_THE TASK_.
Rewrite the material from the line with "licence-cardinality-symbol: ∞ [330, 396, 349, 426]" to the line with "registration-field-1: Licence ID", renaming "Model" as "Make" wherever it occurs and leaving all else unchanged.
-- BEGIN ENTRIES PROVIDED --
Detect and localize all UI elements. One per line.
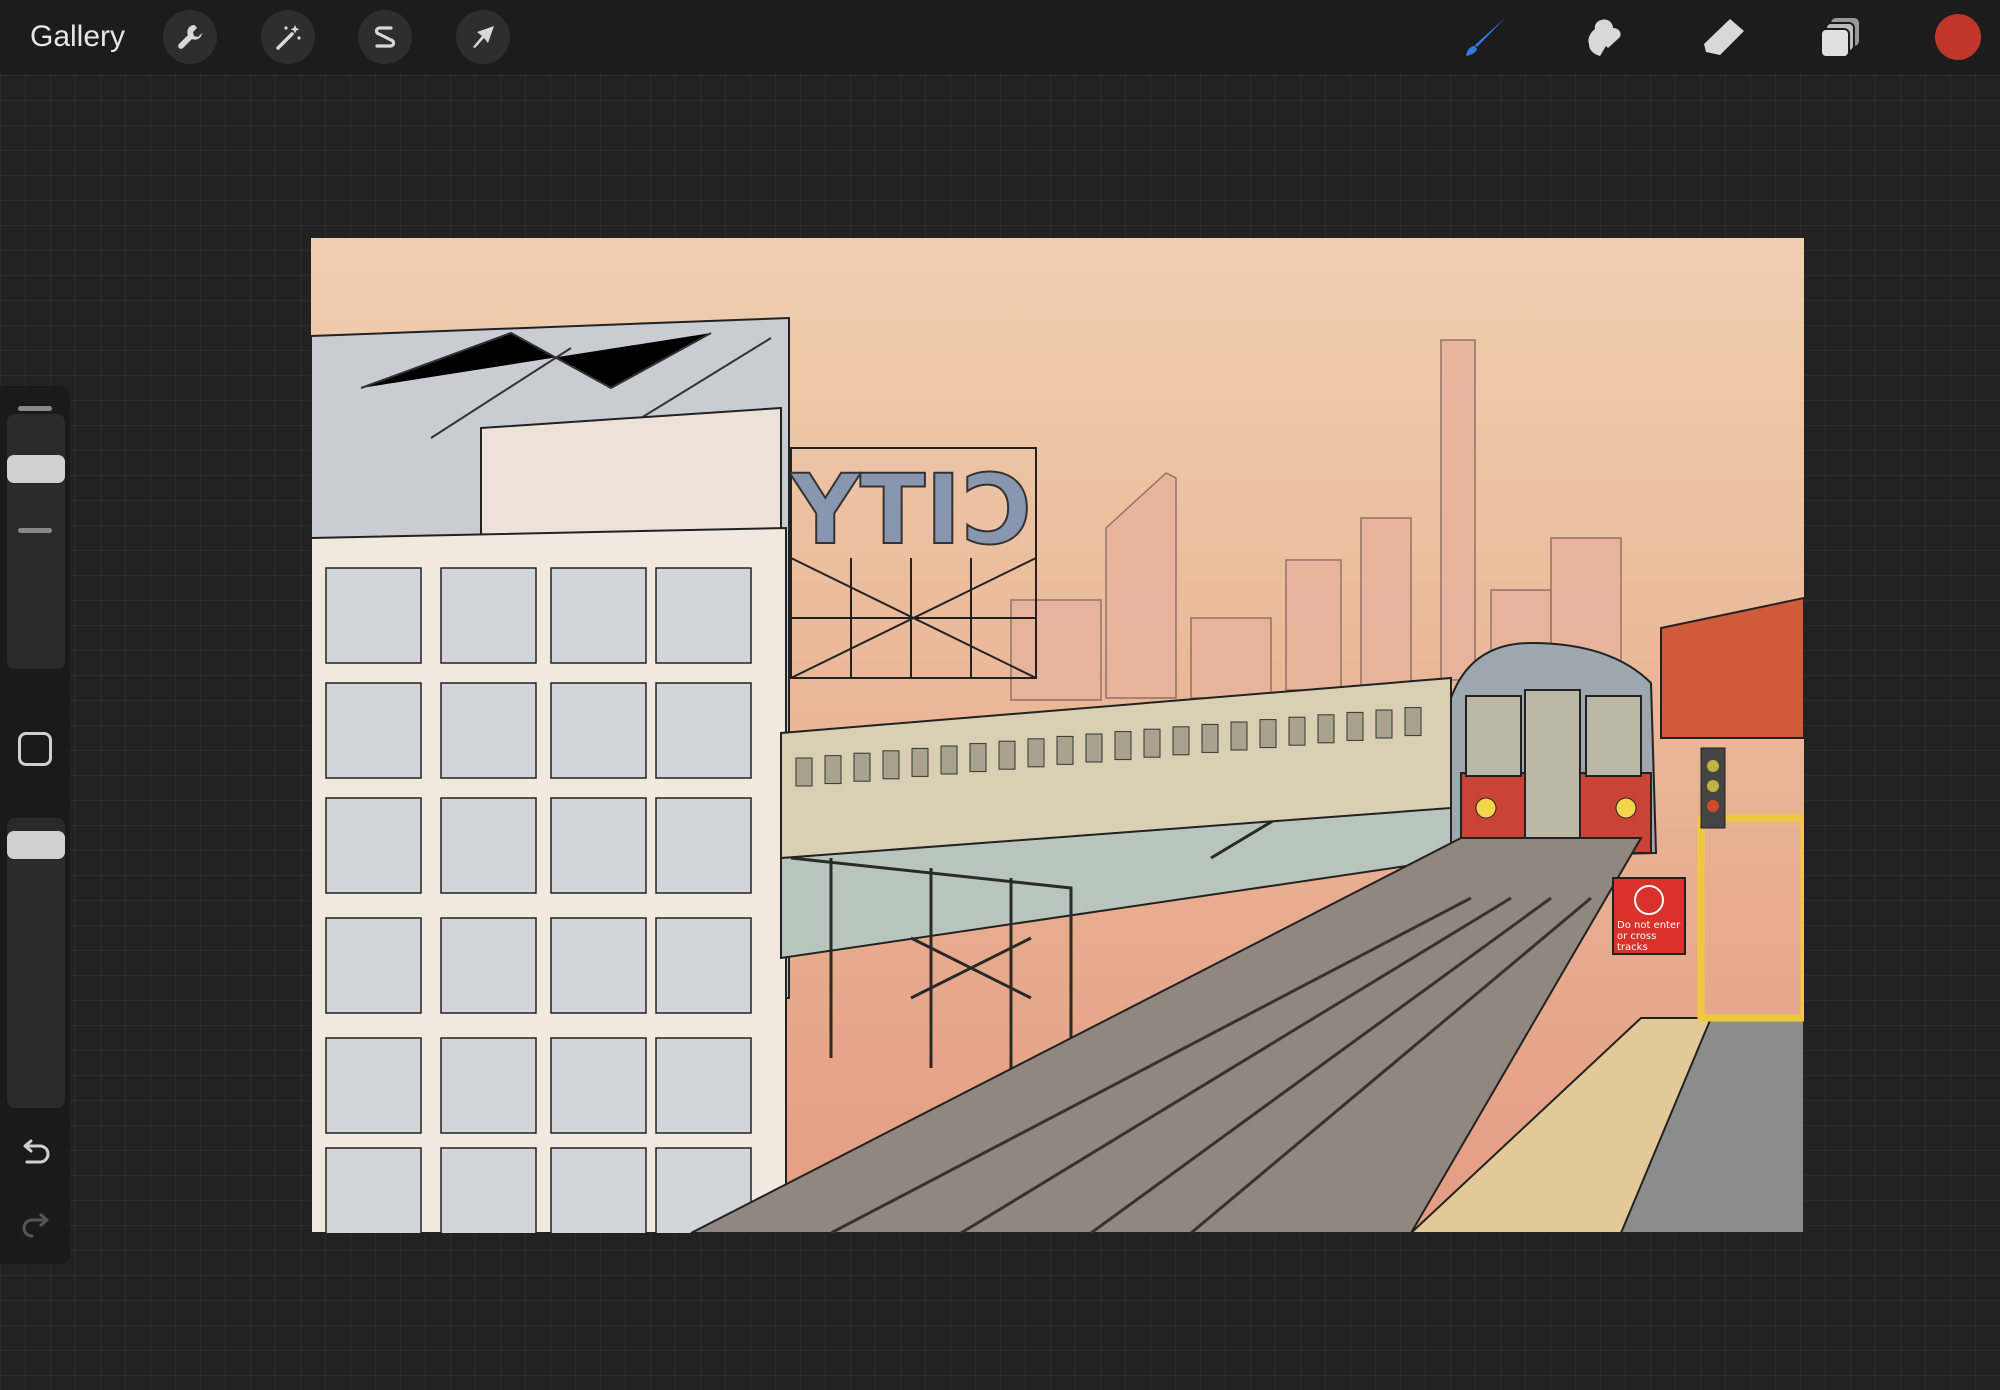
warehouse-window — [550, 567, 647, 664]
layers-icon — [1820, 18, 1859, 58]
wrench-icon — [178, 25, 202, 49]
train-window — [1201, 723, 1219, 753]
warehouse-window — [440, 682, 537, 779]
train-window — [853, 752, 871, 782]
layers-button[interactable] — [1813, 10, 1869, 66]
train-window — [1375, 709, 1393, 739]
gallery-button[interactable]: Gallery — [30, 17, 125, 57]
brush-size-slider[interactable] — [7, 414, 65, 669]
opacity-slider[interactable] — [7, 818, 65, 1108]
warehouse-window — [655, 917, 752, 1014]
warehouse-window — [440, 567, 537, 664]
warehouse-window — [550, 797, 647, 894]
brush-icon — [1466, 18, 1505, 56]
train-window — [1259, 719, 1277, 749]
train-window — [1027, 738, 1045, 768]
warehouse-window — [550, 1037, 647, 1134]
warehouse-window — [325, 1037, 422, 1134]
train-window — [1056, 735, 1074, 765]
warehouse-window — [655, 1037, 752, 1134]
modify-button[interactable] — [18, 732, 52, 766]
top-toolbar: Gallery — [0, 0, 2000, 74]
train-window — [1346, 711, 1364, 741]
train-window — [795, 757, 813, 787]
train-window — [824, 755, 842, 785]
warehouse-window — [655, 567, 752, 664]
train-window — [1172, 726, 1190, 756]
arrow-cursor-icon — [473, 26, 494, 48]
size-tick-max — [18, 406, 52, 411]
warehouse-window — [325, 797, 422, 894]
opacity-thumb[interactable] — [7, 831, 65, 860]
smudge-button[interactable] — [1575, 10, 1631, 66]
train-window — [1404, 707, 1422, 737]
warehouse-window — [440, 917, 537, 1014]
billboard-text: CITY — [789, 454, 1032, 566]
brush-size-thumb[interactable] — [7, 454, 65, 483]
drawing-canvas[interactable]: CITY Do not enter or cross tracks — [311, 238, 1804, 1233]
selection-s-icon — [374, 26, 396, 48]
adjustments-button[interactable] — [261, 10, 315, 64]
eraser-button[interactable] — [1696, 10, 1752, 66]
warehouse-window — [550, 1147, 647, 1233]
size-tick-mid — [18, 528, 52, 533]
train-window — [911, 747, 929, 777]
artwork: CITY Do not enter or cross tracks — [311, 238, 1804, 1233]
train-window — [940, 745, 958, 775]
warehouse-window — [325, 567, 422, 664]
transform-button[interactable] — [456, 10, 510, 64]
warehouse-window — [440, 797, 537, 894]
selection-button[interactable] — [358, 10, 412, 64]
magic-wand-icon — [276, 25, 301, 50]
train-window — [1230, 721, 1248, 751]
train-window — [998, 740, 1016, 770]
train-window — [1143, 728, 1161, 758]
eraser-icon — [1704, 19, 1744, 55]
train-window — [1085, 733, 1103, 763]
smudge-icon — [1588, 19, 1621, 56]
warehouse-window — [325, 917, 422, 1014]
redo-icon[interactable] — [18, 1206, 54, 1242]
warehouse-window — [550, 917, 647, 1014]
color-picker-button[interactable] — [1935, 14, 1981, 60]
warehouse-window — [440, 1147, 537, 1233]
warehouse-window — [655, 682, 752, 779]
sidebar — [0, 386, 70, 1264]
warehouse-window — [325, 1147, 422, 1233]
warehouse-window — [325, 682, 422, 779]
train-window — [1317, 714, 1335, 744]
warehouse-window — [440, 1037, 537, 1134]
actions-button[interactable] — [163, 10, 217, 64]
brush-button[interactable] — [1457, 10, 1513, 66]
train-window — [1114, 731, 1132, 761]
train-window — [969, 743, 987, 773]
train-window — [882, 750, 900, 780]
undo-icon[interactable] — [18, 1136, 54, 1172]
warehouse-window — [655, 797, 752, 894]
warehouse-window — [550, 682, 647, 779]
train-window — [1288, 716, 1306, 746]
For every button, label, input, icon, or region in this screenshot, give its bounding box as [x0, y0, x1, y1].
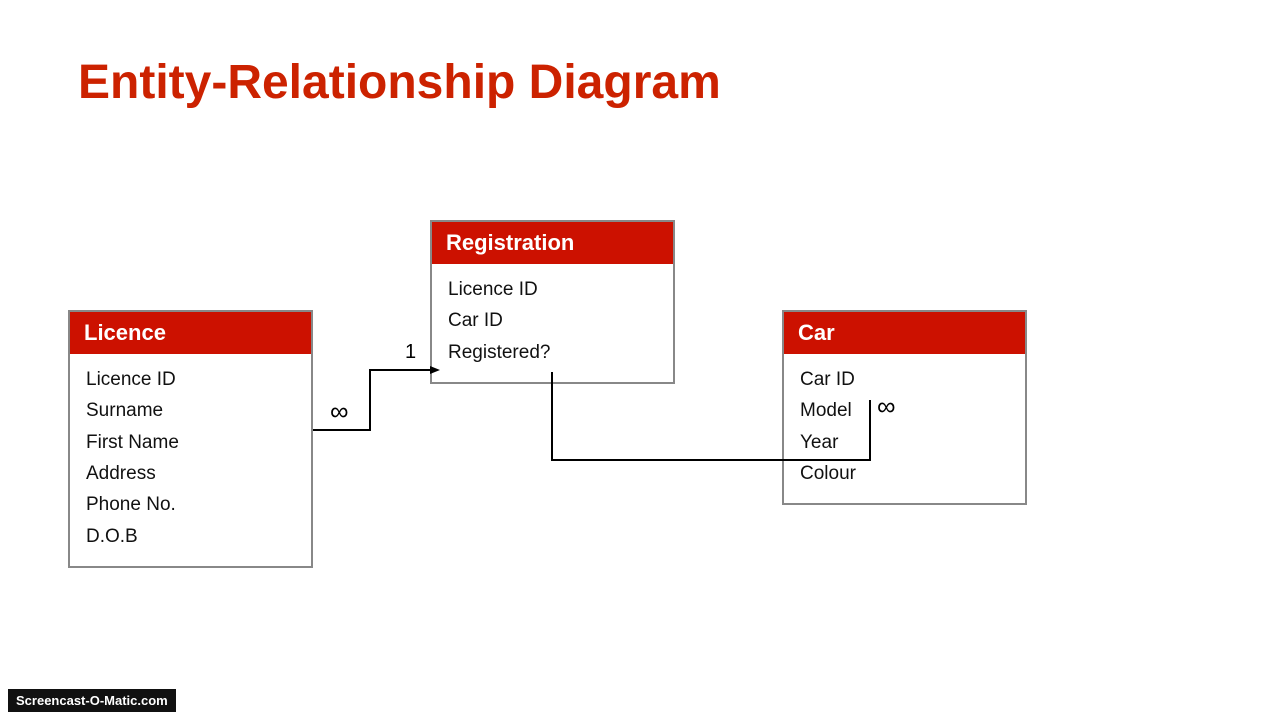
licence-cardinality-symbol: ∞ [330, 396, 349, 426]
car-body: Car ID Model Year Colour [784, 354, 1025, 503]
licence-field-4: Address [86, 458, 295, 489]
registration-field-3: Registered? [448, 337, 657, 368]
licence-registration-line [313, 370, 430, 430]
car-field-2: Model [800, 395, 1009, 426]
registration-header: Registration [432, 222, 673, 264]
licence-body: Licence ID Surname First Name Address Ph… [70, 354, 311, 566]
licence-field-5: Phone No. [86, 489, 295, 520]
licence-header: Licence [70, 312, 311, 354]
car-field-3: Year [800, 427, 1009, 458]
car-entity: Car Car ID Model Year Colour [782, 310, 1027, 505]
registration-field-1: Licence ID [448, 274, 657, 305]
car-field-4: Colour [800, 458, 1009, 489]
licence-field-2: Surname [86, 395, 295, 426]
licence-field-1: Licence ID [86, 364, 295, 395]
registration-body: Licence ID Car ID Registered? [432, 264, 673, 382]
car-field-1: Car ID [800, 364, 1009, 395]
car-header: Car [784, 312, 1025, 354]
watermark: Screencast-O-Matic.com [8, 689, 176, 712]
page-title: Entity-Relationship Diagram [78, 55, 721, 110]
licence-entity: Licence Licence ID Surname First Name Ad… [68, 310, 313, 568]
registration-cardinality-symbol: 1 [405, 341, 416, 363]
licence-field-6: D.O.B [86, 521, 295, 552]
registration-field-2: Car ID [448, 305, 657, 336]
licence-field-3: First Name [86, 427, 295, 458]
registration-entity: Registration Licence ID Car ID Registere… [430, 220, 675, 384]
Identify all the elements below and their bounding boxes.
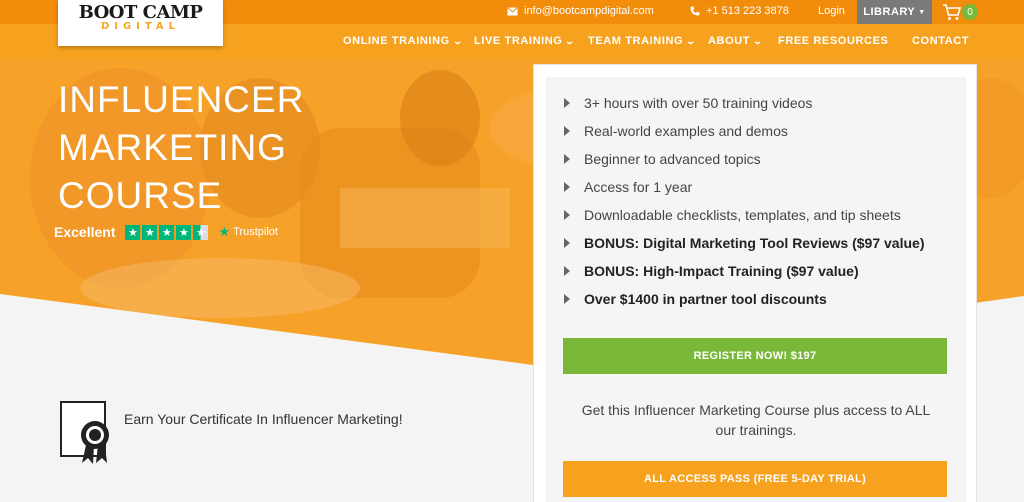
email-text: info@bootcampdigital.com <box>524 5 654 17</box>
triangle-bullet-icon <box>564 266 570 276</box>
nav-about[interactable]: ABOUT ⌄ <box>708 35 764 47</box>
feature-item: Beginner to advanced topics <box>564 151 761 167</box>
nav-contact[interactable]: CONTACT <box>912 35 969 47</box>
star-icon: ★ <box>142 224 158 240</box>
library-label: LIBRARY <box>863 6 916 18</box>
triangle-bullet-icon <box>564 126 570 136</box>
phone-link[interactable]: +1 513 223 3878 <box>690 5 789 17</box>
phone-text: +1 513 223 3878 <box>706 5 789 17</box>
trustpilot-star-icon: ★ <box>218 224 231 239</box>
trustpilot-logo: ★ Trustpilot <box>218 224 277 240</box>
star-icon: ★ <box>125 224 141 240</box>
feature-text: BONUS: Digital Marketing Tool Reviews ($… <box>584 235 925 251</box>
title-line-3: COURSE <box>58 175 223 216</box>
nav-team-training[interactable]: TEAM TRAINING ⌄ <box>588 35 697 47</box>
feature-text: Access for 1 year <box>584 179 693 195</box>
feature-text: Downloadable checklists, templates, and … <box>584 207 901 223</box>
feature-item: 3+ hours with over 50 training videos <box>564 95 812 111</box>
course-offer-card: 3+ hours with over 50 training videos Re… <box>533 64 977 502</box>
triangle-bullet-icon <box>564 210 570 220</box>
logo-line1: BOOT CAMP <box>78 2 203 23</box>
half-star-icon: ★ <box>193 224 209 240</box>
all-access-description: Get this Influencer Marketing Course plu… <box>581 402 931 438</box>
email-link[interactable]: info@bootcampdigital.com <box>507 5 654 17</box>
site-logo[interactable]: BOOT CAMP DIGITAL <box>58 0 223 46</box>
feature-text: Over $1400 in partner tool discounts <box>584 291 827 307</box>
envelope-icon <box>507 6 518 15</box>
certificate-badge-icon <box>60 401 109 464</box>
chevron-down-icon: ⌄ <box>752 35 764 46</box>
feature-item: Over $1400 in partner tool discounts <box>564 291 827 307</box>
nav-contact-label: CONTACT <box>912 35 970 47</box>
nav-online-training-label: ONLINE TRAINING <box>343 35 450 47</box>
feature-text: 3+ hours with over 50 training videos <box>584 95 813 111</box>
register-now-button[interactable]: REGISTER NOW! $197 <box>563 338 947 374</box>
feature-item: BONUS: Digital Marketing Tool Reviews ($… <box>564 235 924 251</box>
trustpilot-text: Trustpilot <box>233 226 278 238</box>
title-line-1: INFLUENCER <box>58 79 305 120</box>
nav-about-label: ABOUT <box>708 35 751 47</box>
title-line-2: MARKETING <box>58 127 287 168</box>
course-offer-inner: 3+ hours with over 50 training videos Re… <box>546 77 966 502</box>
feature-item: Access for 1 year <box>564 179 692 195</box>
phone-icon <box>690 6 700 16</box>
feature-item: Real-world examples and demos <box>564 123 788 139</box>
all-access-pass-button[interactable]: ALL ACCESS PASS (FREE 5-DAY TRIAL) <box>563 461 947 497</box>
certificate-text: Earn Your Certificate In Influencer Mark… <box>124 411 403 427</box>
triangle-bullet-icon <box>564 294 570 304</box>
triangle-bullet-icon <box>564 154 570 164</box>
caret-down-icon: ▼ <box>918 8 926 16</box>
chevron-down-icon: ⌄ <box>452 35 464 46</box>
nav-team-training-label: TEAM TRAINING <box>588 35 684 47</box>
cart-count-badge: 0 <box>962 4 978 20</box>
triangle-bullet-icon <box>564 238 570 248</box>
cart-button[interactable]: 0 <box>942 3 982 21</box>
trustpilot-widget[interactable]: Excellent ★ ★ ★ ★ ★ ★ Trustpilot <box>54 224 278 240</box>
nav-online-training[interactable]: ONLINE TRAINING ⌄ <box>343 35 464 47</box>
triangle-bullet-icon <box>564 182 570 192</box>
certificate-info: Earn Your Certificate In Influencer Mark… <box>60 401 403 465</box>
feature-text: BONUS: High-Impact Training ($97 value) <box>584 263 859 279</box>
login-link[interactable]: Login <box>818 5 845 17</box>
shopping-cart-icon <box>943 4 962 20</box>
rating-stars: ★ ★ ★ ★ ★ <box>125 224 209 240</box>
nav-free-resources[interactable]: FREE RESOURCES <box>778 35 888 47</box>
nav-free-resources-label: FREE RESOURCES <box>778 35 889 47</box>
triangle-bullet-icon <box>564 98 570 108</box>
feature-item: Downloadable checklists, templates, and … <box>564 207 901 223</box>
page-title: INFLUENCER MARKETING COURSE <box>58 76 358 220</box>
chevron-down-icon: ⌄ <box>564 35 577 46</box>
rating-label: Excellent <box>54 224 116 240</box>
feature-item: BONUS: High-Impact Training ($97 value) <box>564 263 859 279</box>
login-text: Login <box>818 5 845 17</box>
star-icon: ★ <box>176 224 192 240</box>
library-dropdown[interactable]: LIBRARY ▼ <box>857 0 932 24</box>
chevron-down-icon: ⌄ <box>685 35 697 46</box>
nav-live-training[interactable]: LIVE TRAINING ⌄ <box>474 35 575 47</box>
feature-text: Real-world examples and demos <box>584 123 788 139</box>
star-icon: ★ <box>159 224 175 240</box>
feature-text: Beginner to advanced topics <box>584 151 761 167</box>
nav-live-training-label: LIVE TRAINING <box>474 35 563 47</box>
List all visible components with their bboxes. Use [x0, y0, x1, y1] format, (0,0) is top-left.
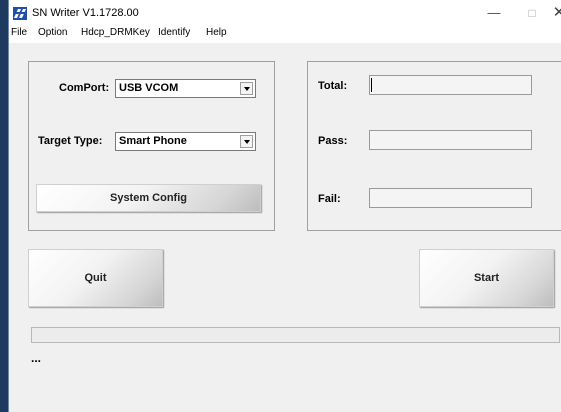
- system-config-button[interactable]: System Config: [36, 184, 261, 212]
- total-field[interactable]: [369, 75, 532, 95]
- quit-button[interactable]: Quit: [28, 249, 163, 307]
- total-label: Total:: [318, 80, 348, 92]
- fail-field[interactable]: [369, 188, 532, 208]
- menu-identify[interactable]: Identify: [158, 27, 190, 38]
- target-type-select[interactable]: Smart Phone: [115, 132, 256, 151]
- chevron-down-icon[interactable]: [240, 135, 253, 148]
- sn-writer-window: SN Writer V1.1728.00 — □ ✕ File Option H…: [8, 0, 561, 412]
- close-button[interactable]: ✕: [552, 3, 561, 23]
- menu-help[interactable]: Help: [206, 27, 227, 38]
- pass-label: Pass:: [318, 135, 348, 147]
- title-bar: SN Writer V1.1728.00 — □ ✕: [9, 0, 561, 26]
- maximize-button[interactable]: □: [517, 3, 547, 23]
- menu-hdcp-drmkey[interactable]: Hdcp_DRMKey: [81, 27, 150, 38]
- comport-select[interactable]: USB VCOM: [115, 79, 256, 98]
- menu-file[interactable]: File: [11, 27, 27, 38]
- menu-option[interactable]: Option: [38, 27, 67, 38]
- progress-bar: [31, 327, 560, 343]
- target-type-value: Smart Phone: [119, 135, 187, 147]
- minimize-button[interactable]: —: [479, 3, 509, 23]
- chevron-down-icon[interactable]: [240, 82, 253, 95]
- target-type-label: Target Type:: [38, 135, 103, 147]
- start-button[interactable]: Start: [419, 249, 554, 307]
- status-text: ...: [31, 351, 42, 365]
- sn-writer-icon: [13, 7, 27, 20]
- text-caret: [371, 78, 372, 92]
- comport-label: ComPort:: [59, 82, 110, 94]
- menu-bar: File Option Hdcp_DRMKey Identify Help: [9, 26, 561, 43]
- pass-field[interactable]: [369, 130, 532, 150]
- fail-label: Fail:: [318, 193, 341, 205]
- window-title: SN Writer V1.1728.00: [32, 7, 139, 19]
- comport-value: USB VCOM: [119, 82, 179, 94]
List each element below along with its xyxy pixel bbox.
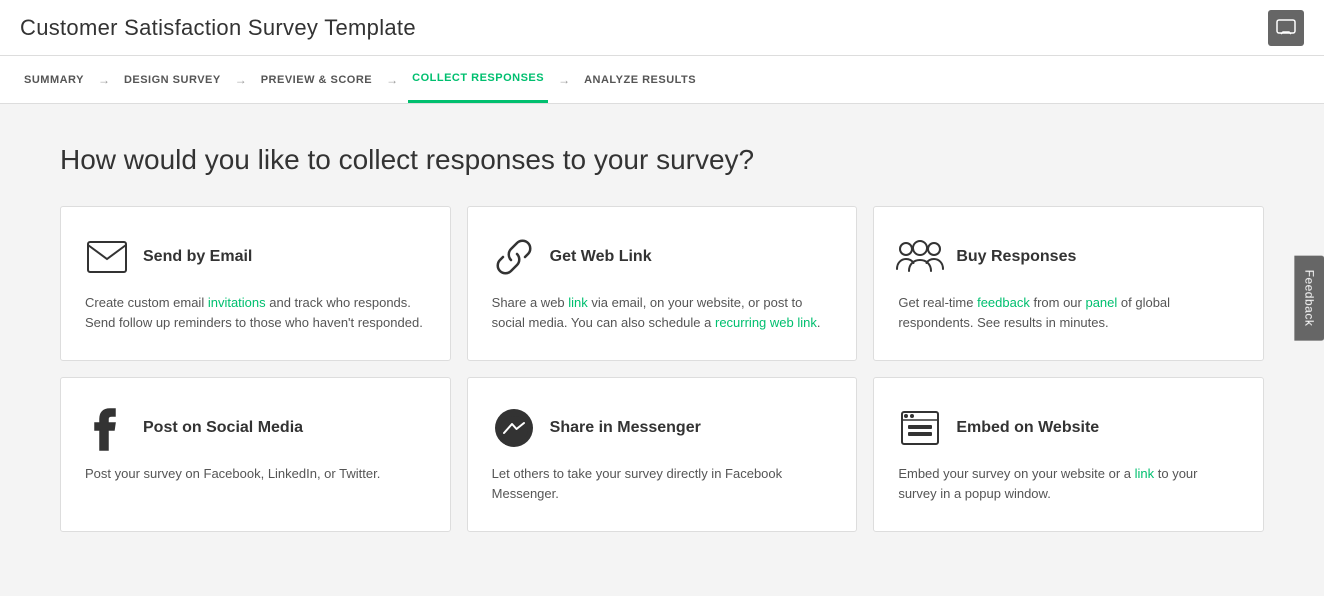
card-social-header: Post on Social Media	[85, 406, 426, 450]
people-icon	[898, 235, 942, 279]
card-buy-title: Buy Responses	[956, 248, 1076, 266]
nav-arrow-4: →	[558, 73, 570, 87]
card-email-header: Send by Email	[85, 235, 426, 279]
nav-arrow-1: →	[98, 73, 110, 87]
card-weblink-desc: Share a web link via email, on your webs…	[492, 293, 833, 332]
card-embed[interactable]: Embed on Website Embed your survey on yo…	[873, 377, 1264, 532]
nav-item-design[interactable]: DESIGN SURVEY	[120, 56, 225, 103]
-- END ENTRIES PROVIDED --
_SOLUTION FOR THIS EXERCISE_.
licence-cardinality-symbol: ∞ [330, 396, 349, 426]
car-body: Car ID Make Year Colour [784, 354, 1025, 503]
licence-field-4: Address [86, 458, 295, 489]
registration-field-3: Registered? [448, 337, 657, 368]
licence-registration-line [313, 370, 430, 430]
car-field-2: Make [800, 395, 1009, 426]
registration-header: Registration [432, 222, 673, 264]
licence-body: Licence ID Surname First Name Address Ph… [70, 354, 311, 566]
licence-field-5: Phone No. [86, 489, 295, 520]
licence-header: Licence [70, 312, 311, 354]
car-field-3: Year [800, 427, 1009, 458]
car-entity: Car Car ID Make Year Colour [782, 310, 1027, 505]
registration-field-1: Licence ID [448, 274, 657, 305]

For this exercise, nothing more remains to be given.